What needs to be done
Read the entries below and pull out each line with the string "proceso".

Record extracts
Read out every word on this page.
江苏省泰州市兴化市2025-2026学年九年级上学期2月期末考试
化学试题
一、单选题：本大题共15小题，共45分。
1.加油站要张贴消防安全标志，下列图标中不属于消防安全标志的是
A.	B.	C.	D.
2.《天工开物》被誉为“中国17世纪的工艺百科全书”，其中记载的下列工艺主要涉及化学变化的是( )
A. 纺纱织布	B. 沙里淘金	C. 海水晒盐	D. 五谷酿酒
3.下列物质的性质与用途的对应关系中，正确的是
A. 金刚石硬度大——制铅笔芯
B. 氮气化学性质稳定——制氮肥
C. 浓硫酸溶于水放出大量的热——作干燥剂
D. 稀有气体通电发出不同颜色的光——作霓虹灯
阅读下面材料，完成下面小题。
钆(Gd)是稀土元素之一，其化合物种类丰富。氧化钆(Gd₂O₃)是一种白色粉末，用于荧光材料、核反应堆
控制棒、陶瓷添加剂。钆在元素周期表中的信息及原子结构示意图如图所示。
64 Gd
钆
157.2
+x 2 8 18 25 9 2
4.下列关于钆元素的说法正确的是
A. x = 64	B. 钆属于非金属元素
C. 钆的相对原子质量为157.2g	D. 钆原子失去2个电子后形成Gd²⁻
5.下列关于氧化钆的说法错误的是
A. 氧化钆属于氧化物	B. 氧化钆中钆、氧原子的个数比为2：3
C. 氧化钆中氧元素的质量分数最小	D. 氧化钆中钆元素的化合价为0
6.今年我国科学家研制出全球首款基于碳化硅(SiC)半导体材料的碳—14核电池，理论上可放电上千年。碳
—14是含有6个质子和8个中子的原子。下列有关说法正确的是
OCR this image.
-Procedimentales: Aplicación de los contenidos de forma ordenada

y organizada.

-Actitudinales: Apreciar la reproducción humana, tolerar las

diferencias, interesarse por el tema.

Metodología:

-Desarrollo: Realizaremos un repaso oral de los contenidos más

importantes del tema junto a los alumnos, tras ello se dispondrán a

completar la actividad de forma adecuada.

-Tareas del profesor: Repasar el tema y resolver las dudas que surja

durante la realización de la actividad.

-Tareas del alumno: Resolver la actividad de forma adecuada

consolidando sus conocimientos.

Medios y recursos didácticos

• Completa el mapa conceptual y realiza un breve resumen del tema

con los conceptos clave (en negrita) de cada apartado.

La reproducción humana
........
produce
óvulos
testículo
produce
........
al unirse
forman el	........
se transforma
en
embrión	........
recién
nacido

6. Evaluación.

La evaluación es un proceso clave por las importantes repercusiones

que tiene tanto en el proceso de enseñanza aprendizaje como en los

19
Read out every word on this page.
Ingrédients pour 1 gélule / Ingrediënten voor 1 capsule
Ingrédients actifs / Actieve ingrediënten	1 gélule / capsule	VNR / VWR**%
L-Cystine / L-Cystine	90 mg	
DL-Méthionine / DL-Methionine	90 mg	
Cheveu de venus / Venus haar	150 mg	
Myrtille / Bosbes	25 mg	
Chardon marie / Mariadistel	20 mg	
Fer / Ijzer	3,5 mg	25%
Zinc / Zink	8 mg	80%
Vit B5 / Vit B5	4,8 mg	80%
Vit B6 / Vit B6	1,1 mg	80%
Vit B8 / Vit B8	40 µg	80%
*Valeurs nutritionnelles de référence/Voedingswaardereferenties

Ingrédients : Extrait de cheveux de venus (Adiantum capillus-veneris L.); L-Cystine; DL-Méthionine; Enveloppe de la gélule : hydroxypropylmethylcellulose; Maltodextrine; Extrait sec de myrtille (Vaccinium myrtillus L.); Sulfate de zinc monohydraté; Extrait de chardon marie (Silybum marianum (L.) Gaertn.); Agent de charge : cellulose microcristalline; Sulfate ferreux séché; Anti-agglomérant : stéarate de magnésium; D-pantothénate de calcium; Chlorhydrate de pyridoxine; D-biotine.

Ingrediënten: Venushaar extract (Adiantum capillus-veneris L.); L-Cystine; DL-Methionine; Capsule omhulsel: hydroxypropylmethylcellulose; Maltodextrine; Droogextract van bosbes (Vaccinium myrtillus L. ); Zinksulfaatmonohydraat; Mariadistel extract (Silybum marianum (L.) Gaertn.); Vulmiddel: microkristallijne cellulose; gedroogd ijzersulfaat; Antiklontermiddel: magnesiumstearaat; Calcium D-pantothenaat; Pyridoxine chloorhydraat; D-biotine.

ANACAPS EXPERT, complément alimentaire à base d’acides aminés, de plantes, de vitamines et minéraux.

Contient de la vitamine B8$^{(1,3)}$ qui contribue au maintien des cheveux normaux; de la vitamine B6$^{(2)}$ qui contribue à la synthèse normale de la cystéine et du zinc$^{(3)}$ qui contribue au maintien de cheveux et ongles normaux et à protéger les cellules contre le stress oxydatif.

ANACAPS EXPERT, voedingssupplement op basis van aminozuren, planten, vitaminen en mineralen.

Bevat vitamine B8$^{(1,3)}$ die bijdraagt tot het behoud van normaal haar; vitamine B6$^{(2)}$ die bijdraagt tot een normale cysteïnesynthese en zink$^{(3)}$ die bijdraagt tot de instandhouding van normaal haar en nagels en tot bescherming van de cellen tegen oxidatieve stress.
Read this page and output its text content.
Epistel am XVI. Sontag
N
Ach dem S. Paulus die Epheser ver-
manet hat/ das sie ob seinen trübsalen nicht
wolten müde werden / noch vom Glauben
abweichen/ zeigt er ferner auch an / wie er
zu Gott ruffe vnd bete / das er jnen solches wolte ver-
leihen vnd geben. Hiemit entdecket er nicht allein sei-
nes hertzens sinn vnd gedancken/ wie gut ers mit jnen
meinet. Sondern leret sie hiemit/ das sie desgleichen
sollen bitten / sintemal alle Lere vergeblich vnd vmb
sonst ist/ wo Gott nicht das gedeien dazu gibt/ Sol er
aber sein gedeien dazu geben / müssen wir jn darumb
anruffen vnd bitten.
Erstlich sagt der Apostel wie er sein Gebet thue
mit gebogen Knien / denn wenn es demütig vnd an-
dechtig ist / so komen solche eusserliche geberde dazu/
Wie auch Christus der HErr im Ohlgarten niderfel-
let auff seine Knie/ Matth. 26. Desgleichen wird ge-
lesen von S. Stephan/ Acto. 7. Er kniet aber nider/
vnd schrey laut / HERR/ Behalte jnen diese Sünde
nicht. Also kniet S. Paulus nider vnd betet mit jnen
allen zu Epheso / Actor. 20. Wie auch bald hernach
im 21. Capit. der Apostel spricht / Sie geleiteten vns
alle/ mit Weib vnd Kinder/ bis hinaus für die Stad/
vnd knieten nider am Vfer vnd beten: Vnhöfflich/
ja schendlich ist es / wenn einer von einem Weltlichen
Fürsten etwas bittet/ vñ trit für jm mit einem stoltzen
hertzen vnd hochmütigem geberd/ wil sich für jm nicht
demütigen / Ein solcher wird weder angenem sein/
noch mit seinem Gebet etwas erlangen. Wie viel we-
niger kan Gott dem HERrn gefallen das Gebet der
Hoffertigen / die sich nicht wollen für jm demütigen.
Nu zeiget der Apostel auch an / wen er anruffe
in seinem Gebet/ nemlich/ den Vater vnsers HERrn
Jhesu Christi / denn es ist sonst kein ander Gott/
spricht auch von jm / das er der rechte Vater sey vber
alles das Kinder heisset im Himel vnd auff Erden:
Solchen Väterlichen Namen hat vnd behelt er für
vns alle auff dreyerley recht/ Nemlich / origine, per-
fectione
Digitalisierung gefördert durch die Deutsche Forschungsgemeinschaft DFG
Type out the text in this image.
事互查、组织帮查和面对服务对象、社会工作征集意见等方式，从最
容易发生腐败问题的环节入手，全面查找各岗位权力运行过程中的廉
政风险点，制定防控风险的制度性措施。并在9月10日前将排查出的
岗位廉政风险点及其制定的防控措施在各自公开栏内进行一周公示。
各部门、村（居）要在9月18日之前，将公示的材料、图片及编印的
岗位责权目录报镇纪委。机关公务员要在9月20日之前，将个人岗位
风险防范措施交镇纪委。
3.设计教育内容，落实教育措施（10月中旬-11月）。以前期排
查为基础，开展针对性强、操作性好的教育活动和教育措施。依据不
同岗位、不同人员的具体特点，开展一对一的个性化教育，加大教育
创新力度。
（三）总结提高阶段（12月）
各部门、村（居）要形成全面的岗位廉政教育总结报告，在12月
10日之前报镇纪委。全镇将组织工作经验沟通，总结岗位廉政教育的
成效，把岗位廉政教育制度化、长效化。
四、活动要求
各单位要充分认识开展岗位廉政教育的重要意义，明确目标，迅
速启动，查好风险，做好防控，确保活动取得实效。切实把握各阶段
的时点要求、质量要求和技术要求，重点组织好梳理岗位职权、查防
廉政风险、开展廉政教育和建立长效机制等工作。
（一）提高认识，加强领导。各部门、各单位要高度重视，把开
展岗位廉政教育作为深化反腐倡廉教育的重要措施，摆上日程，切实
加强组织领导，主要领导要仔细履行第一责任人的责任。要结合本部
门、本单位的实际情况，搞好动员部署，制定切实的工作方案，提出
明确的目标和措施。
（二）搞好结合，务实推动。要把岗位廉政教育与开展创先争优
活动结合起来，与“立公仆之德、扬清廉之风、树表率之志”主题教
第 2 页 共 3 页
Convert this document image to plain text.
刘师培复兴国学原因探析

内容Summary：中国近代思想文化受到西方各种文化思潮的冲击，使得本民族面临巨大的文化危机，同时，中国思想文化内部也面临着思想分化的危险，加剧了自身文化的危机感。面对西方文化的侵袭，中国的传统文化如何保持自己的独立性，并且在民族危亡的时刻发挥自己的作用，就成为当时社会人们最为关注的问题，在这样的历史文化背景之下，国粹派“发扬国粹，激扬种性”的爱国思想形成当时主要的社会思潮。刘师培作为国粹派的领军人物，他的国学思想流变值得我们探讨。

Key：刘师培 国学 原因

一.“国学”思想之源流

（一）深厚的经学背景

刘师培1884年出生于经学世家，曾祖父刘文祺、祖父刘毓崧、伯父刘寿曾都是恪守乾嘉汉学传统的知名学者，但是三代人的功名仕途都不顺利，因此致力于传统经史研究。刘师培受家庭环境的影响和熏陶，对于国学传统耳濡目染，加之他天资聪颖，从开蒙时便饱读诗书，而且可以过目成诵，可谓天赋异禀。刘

Full output
La evaluación es un proceso clave por las importantes repercusiones
que tiene tanto en el proceso de enseñanza aprendizaje como en los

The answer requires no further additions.